> _What you need to do_
Pictures do not belong in your copy. Repeat all the other data exactly.

Collected data entries
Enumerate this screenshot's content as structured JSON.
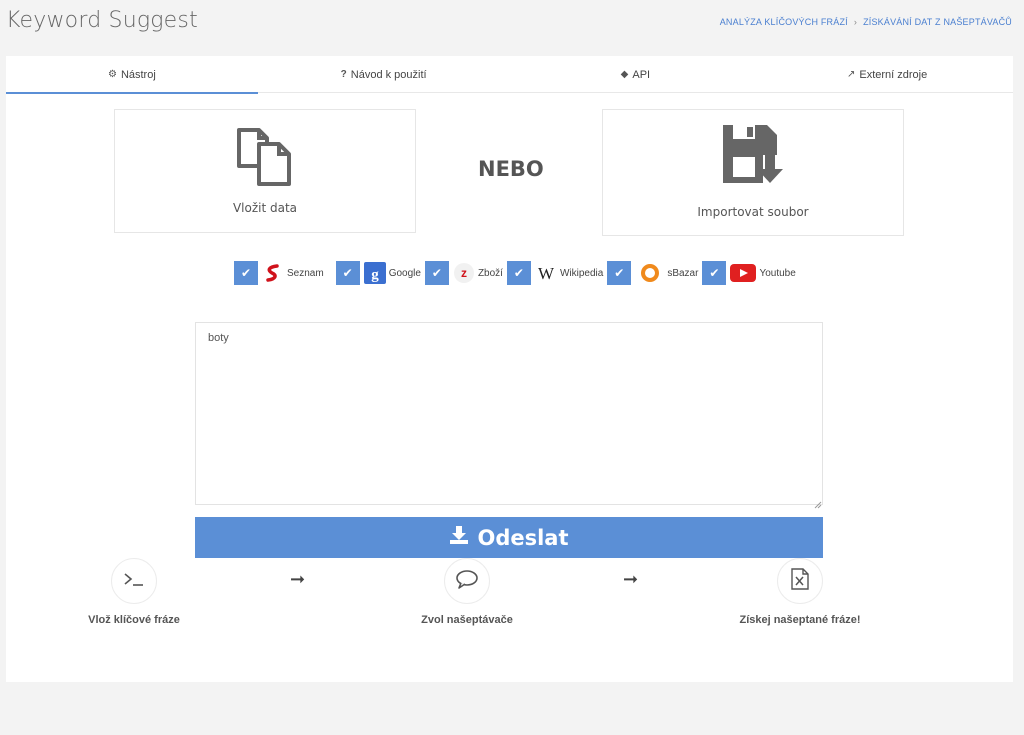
{
  "header": {
    "title": "Keyword Suggest",
    "breadcrumb": [
      "ANALÝZA KLÍČOVÝCH FRÁZÍ",
      "ZÍSKÁVÁNÍ DAT Z NAŠEPTÁVAČŮ"
    ],
    "breadcrumb_sep": "›"
  },
  "tabs": [
    {
      "label": "Nástroj",
      "icon": "gears-icon",
      "glyph": "⚙",
      "active": true
    },
    {
      "label": "Návod k použití",
      "icon": "question-icon",
      "glyph": "?"
    },
    {
      "label": "API",
      "icon": "cube-icon",
      "glyph": "◆"
    },
    {
      "label": "Externí zdroje",
      "icon": "external-link-icon",
      "glyph": "↗"
    }
  ],
  "input_options": {
    "paste_label": "Vložit data",
    "or_label": "NEBO",
    "import_label": "Importovat soubor"
  },
  "sources": [
    {
      "label": "Seznam",
      "checked": true,
      "icon": "seznam-icon"
    },
    {
      "label": "Google",
      "checked": true,
      "icon": "google-icon"
    },
    {
      "label": "Zboží",
      "checked": true,
      "icon": "zbozi-icon"
    },
    {
      "label": "Wikipedia",
      "checked": true,
      "icon": "wikipedia-icon"
    },
    {
      "label": "sBazar",
      "checked": true,
      "icon": "sbazar-icon"
    },
    {
      "label": "Youtube",
      "checked": true,
      "icon": "youtube-icon"
    }
  ],
  "keywords_input": {
    "value": "boty"
  },
  "submit": {
    "label": "Odeslat"
  },
  "steps": [
    {
      "label": "Vlož klíčové fráze",
      "icon": "terminal-icon"
    },
    {
      "label": "Zvol našeptávače",
      "icon": "speech-bubble-icon"
    },
    {
      "label": "Získej našeptané fráze!",
      "icon": "excel-file-icon"
    }
  ],
  "colors": {
    "accent": "#5b8fd6",
    "link": "#4a7fd0",
    "background": "#f3f3f3"
  }
}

> _Response below_
Enumerate this screenshot's content as structured JSON.
{
  "header": {
    "title": "Keyword Suggest",
    "breadcrumb": [
      "ANALÝZA KLÍČOVÝCH FRÁZÍ",
      "ZÍSKÁVÁNÍ DAT Z NAŠEPTÁVAČŮ"
    ],
    "breadcrumb_sep": "›"
  },
  "tabs": [
    {
      "label": "Nástroj",
      "icon": "gears-icon",
      "glyph": "⚙",
      "active": true
    },
    {
      "label": "Návod k použití",
      "icon": "question-icon",
      "glyph": "?"
    },
    {
      "label": "API",
      "icon": "cube-icon",
      "glyph": "◆"
    },
    {
      "label": "Externí zdroje",
      "icon": "external-link-icon",
      "glyph": "↗"
    }
  ],
  "input_options": {
    "paste_label": "Vložit data",
    "or_label": "NEBO",
    "import_label": "Importovat soubor"
  },
  "sources": [
    {
      "label": "Seznam",
      "checked": true,
      "icon": "seznam-icon"
    },
    {
      "label": "Google",
      "checked": true,
      "icon": "google-icon"
    },
    {
      "label": "Zboží",
      "checked": true,
      "icon": "zbozi-icon"
    },
    {
      "label": "Wikipedia",
      "checked": true,
      "icon": "wikipedia-icon"
    },
    {
      "label": "sBazar",
      "checked": true,
      "icon": "sbazar-icon"
    },
    {
      "label": "Youtube",
      "checked": true,
      "icon": "youtube-icon"
    }
  ],
  "keywords_input": {
    "value": "boty"
  },
  "submit": {
    "label": "Odeslat"
  },
  "steps": [
    {
      "label": "Vlož klíčové fráze",
      "icon": "terminal-icon"
    },
    {
      "label": "Zvol našeptávače",
      "icon": "speech-bubble-icon"
    },
    {
      "label": "Získej našeptané fráze!",
      "icon": "excel-file-icon"
    }
  ],
  "colors": {
    "accent": "#5b8fd6",
    "link": "#4a7fd0",
    "background": "#f3f3f3"
  }
}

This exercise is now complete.